Dataset excerpt:
-----

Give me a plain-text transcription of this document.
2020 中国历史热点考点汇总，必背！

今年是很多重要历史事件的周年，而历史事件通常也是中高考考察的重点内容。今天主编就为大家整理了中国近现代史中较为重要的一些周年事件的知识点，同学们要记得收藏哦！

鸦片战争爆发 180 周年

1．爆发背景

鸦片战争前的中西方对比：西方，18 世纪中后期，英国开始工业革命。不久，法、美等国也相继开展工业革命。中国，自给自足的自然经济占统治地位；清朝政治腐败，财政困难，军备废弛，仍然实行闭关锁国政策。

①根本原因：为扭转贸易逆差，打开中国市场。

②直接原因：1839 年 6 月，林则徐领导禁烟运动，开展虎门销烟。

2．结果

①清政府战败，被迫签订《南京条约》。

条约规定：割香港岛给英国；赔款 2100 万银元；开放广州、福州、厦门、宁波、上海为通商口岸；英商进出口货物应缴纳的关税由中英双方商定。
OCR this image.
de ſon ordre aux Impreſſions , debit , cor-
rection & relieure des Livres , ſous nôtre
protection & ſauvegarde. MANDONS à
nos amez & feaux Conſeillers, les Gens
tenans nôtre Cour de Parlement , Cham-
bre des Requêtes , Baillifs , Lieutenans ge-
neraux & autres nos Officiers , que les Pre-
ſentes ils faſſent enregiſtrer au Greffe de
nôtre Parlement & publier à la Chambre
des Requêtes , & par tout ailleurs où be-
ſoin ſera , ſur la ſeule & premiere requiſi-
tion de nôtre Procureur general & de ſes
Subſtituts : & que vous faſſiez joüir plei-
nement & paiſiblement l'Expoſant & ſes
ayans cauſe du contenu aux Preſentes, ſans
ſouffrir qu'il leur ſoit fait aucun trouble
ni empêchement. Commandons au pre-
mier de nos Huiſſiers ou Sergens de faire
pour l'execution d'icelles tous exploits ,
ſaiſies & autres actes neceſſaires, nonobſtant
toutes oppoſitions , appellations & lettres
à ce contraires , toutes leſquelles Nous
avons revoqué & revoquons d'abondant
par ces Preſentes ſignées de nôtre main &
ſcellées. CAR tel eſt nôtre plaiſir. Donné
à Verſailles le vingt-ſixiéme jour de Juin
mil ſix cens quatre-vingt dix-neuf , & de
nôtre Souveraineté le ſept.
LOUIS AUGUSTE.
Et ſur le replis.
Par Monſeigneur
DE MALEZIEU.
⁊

-----

**THE PROBLEM:**
Print the listing above in full, exactly as it is.

**THE SOLUTION:**
Give me a plain-text transcription of this document.
2020 中国历史热点考点汇总，必背！

今年是很多重要历史事件的周年，而历史事件通常也是中高考考察的重点内容。今天主编就为大家整理了中国近现代史中较为重要的一些周年事件的知识点，同学们要记得收藏哦！

鸦片战争爆发 180 周年

1．爆发背景

鸦片战争前的中西方对比：西方，18 世纪中后期，英国开始工业革命。不久，法、美等国也相继开展工业革命。中国，自给自足的自然经济占统治地位；清朝政治腐败，财政困难，军备废弛，仍然实行闭关锁国政策。

①根本原因：为扭转贸易逆差，打开中国市场。

②直接原因：1839 年 6 月，林则徐领导禁烟运动，开展虎门销烟。

2．结果

①清政府战败，被迫签订《南京条约》。

条约规定：割香港岛给英国；赔款 2100 万银元；开放广州、福州、厦门、宁波、上海为通商口岸；英商进出口货物应缴纳的关税由中英双方商定。
OCR this image.
de ſon ordre aux Impreſſions , debit , cor-
rection & relieure des Livres , ſous nôtre
protection & ſauvegarde. MANDONS à
nos amez & feaux Conſeillers, les Gens
tenans nôtre Cour de Parlement , Cham-
bre des Requêtes , Baillifs , Lieutenans ge-
neraux & autres nos Officiers , que les Pre-
ſentes ils faſſent enregiſtrer au Greffe de
nôtre Parlement & publier à la Chambre
des Requêtes , & par tout ailleurs où be-
ſoin ſera , ſur la ſeule & premiere requiſi-
tion de nôtre Procureur general & de ſes
Subſtituts : & que vous faſſiez joüir plei-
nement & paiſiblement l'Expoſant & ſes
ayans cauſe du contenu aux Preſentes, ſans
ſouffrir qu'il leur ſoit fait aucun trouble
ni empêchement. Commandons au pre-
mier de nos Huiſſiers ou Sergens de faire
pour l'execution d'icelles tous exploits ,
ſaiſies & autres actes neceſſaires, nonobſtant
toutes oppoſitions , appellations & lettres
à ce contraires , toutes leſquelles Nous
avons revoqué & revoquons d'abondant
par ces Preſentes ſignées de nôtre main &
ſcellées. CAR tel eſt nôtre plaiſir. Donné
à Verſailles le vingt-ſixiéme jour de Juin
mil ſix cens quatre-vingt dix-neuf , & de
nôtre Souveraineté le ſept.
LOUIS AUGUSTE.
Et ſur le replis.
Par Monſeigneur
DE MALEZIEU.
⁊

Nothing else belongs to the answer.